TEXT FOR ANALYSIS
((

US, Europe collaborating on smart grid standards development
Today, the U.S. Commerce Department's National Institute of Standards and Technology (NIST) and the European Union's (EU) Smart Grid Coordination Group (SG-CG) jointly announced their intention to work together on Smart Grid standards development, emphasizing common goals and areas of focus.
Both NIST and the SG-CG have mandates to coordinate the development of a standards framework for Smart Grids, which can unlock innovation in the electrical sector. The two organizations outlined areas for future collaboration in a joint white paper. The SG-CG represents three private-sector standards organizations: the European Committee for Standardization (CEN), the European Committee for Electrotechnical Standardization (CENELEC) and the European Telecommunications Standards Institute (ETSI).*
Smart Grids are next-generation electrical grids that attempt to predict and intelligently respond to the behavior and actions of all electric power users connected to itsuppliers, consumers and those that do bothin order to efficiently deliver reliable, economical and sustainable electricity services. The new collaboration is meant to ensure that Smart Grid standards on both continents have as much in common as possible, so that devices and systems that interact with these grids can be designed in similar fashion.
"While the potential benefits of Smart Grids are enormous, they can only be fully reached if we can all agree on global solutions," says Ralph Sporer, chairman of SG-CG. "It is promising to see that NIST and SG-CG will be supporting a number of common positions and areas of collaboration to ensure a consistent set of international standards."
Smart Grids are expected to ease the incorporation of renewable energy sources, energy saving devices and electric vehicles into the power system. Overall goals include the reduction of carbon emissions and security of supply. To promote this transformation, governments on both sides of the Atlantic have taken a number of actions in recent years, including the U.S. Energy Independence and Security Act of 2007 and the American Recovery and Reinvestment Act of 2009, and Europe's Directives 2009/72/EC and 2009/73/EC within the framework of the 3rd Package for the Internal Energy Market. This legislative effort has translated into a number of standards initiatives like the NIST Framework and Roadmap for Smart Grid Interoperability Standards in the United States and a Smart Grid mandate in the EU.

))

PROVIDED DATA
((

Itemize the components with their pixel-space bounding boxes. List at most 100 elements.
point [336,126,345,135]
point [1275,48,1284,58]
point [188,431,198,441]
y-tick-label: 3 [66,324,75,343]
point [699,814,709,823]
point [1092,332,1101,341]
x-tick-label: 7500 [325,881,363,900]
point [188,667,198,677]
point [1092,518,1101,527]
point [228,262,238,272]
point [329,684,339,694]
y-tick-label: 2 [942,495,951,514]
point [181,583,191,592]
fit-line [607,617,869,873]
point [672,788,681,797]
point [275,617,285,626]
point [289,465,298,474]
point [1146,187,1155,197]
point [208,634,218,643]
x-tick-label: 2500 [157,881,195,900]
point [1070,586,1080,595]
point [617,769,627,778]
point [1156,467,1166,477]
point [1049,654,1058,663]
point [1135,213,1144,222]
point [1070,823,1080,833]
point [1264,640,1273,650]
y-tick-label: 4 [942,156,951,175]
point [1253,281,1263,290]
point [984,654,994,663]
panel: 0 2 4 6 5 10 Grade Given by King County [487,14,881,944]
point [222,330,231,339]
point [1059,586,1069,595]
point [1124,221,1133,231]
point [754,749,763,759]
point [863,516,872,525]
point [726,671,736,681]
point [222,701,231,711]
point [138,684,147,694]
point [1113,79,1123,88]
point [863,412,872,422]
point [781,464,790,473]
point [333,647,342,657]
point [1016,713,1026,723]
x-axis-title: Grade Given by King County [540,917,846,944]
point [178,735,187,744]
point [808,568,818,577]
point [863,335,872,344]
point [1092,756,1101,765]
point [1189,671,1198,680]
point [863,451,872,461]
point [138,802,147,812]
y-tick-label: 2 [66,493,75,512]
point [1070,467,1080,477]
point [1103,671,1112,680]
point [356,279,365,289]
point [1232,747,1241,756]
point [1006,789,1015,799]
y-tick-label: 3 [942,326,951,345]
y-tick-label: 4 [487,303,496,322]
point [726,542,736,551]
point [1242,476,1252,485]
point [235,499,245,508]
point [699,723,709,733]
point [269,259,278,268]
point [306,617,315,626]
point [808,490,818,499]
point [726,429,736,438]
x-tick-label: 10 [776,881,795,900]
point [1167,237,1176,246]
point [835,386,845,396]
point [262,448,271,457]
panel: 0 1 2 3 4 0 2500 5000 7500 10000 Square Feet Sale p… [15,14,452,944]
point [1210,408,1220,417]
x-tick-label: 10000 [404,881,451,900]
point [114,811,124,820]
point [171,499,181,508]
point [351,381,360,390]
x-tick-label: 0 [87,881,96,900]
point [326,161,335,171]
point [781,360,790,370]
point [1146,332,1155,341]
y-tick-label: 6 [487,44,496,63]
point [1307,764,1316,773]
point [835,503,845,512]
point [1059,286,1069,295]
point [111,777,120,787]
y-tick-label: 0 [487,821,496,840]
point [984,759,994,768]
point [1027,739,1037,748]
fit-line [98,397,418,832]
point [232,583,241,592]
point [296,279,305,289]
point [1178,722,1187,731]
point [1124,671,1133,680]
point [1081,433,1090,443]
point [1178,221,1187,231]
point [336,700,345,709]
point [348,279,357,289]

))

TASKS TO CARRY OUT
a. In the article on U.S.–European smart grid standards, which three standards organizations does the SG-CG represent?
b. Summarize the article on U.S.–European smart grid standards in two sentences.
c. Continue the article on U.S.–European smart grid standards from its final sentence.

RESPONSES TO THE TASKS
a. The European Committee for Standardization (CEN), the European Committee for Electrotechnical Standardization (CENELEC) and the European Telecommunications Standards Institute (ETSI).

b. NIST and the EU's Smart Grid Coordination Group have announced that they will work together on Smart Grid standards development, with areas for future collaboration outlined in a joint white paper. The aim is for Smart Grid standards in the United States and Europe to have as much in common as possible, so that devices and systems interacting with these grids can be designed in similar fashion.

c.
The collaboration aims to harmonize these conceptual frameworks. It also will promote the regular exchange of information regarding such issues as:
- Legislation, regulation and other policies underpinning NIST and SG-CG work
- Respective work methods, work programs and time lines
- Standardization deliverables
- Testing and certification frameworks
- Cybersecurity requirements and technologies
"The need for integration of multiple technologies, the many international activities, and ever-changing technical solutions within a short time frame make standards development a challenging task for standards organizations worldwide," says Arnold, "But this collaboration should help make sure that no one reinvents the wheel."
Arnold adds that NIST's Smart Grid Interoperability Panel (SGIP) plans to draft a letter of intent outlining the specifics of the collaboration in the near future. The White Paper of NIST and SG-CG on Standardization of Smart Grids is available online at www.nist.gov//smartgrid/upload/eu-us-smartgrids-white-paper.pdf.